— BEGIN Items —
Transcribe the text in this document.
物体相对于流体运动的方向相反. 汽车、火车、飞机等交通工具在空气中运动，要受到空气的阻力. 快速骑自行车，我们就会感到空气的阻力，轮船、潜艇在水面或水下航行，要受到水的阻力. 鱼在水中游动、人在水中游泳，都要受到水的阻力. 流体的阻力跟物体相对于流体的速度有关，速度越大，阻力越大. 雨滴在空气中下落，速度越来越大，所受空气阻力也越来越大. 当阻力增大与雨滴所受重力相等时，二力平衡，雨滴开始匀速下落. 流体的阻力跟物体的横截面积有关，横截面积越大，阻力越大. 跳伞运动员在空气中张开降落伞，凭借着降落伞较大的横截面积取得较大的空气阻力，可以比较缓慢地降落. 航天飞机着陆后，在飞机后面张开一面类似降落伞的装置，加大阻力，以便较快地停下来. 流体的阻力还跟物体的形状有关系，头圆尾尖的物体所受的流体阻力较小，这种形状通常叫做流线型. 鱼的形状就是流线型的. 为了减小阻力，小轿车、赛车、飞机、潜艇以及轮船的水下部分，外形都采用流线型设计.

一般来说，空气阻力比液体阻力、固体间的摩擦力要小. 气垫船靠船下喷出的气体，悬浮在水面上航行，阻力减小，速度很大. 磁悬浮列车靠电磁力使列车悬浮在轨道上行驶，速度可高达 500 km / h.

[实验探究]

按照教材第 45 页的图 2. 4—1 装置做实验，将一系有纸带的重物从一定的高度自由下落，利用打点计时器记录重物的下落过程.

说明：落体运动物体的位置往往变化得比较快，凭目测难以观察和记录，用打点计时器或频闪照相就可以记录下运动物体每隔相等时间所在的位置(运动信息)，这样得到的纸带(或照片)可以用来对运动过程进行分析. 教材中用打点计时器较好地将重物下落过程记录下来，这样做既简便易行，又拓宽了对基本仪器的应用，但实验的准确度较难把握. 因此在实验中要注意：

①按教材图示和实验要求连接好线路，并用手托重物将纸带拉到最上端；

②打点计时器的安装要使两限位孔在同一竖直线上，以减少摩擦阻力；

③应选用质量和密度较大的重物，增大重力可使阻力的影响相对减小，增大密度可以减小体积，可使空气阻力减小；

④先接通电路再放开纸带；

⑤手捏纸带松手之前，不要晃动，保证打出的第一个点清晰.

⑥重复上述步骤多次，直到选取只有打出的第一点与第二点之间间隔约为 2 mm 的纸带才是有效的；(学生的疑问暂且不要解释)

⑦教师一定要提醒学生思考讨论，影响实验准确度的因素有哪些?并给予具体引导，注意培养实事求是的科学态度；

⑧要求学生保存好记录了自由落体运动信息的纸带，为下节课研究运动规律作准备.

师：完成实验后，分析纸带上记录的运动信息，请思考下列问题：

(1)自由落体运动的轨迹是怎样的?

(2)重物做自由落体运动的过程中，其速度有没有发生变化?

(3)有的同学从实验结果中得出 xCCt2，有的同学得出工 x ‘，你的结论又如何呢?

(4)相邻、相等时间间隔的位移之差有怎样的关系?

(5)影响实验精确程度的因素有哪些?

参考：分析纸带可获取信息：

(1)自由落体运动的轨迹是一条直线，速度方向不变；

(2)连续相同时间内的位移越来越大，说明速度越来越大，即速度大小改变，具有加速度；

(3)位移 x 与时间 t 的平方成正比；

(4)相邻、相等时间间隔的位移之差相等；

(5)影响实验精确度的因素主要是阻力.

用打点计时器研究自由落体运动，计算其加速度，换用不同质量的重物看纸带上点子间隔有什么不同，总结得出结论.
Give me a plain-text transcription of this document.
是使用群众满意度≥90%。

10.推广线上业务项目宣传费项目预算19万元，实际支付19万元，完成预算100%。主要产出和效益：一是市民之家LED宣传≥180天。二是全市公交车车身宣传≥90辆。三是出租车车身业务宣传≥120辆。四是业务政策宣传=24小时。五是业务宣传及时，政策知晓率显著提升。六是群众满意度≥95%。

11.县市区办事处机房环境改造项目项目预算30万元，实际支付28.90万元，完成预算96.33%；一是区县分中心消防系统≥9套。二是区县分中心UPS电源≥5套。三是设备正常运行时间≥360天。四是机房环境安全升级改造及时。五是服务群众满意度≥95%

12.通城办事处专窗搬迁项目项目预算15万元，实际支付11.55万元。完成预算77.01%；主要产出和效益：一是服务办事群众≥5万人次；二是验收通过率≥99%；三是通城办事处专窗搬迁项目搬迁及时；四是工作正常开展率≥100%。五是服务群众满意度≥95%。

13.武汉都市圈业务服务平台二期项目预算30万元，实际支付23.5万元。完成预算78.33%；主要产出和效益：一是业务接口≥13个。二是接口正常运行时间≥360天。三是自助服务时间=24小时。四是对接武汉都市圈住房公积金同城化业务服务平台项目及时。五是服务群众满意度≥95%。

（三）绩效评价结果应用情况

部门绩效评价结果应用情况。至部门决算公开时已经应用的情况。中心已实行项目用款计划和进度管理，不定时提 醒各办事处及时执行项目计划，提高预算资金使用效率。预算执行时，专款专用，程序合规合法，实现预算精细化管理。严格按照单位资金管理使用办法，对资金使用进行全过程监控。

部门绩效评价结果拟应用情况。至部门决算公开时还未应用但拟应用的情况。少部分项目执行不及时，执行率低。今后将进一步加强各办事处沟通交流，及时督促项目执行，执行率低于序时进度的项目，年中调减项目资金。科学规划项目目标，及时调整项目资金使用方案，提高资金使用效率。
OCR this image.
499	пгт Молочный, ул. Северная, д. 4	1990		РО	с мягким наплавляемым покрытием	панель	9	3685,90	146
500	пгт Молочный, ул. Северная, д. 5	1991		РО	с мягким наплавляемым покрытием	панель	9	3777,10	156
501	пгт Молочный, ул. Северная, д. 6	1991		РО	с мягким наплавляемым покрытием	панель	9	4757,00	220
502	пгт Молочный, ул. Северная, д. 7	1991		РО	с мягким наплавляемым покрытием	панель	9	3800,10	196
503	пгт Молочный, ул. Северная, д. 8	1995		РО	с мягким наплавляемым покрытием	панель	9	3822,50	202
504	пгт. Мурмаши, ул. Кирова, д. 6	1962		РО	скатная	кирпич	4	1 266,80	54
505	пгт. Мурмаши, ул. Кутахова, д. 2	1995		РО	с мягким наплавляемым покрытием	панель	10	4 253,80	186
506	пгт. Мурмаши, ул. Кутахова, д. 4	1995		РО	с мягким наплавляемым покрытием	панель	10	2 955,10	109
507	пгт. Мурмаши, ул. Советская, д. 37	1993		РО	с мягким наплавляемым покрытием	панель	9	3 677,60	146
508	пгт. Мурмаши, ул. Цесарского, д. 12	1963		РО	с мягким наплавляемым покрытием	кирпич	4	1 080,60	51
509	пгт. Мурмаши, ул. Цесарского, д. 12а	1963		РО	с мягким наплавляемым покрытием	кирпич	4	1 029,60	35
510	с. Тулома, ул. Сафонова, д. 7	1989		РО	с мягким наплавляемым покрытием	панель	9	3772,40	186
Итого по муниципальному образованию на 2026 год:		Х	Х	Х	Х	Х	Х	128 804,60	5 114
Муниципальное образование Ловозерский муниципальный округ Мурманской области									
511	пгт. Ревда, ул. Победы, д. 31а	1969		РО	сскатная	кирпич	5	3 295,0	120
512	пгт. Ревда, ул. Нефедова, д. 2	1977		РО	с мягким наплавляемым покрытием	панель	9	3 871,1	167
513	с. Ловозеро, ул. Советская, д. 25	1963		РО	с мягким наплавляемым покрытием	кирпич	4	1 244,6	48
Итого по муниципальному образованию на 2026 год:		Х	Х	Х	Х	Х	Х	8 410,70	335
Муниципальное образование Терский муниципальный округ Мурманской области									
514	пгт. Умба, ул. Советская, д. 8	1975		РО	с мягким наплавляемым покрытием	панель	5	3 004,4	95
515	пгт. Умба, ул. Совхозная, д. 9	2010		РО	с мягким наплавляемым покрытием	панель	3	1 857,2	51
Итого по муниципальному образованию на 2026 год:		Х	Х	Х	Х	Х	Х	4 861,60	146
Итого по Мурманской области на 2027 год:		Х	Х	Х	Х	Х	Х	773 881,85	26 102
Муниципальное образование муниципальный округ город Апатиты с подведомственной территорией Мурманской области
— END Items —
**Short exercise**
Copy down every line of the material above that includes the string "кирпич".

**Solution**
504	пгт. Мурмаши, ул. Кирова, д. 6	1962		РО	скатная	кирпич	4	1 266,80	54
508	пгт. Мурмаши, ул. Цесарского, д. 12	1963		РО	с мягким наплавляемым покрытием	кирпич	4	1 080,60	51
509	пгт. Мурмаши, ул. Цесарского, д. 12а	1963		РО	с мягким наплавляемым покрытием	кирпич	4	1 029,60	35
511	пгт. Ревда, ул. Победы, д. 31а	1969		РО	сскатная	кирпич	5	3 295,0	120
513	с. Ловозеро, ул. Советская, д. 25	1963		РО	с мягким наплавляемым покрытием	кирпич	4	1 244,6	48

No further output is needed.